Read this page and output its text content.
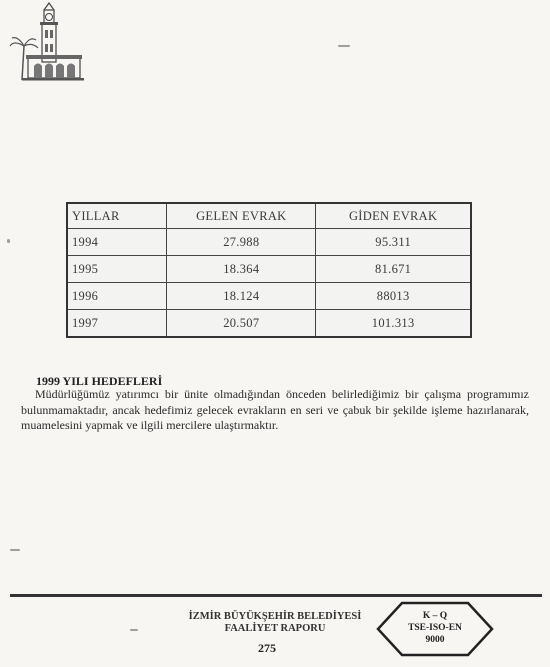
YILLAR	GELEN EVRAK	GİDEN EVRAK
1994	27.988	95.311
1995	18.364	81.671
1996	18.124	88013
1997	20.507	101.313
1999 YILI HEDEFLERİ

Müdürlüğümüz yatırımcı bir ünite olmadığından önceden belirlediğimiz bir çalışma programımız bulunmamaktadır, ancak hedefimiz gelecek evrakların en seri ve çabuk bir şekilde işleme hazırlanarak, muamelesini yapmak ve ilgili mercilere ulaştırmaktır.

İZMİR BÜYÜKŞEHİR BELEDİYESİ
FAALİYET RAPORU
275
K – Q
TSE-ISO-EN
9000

______________________________

> [Exercise details] Write out again every line above exactly as given; the pictures do not belong in the copy.

> [Answer for the task]
Read this page and output its text content.
YILLAR	GELEN EVRAK	GİDEN EVRAK
1994	27.988	95.311
1995	18.364	81.671
1996	18.124	88013
1997	20.507	101.313
1999 YILI HEDEFLERİ

Müdürlüğümüz yatırımcı bir ünite olmadığından önceden belirlediğimiz bir çalışma programımız bulunmamaktadır, ancak hedefimiz gelecek evrakların en seri ve çabuk bir şekilde işleme hazırlanarak, muamelesini yapmak ve ilgili mercilere ulaştırmaktır.

İZMİR BÜYÜKŞEHİR BELEDİYESİ
FAALİYET RAPORU
275
K – Q
TSE-ISO-EN
9000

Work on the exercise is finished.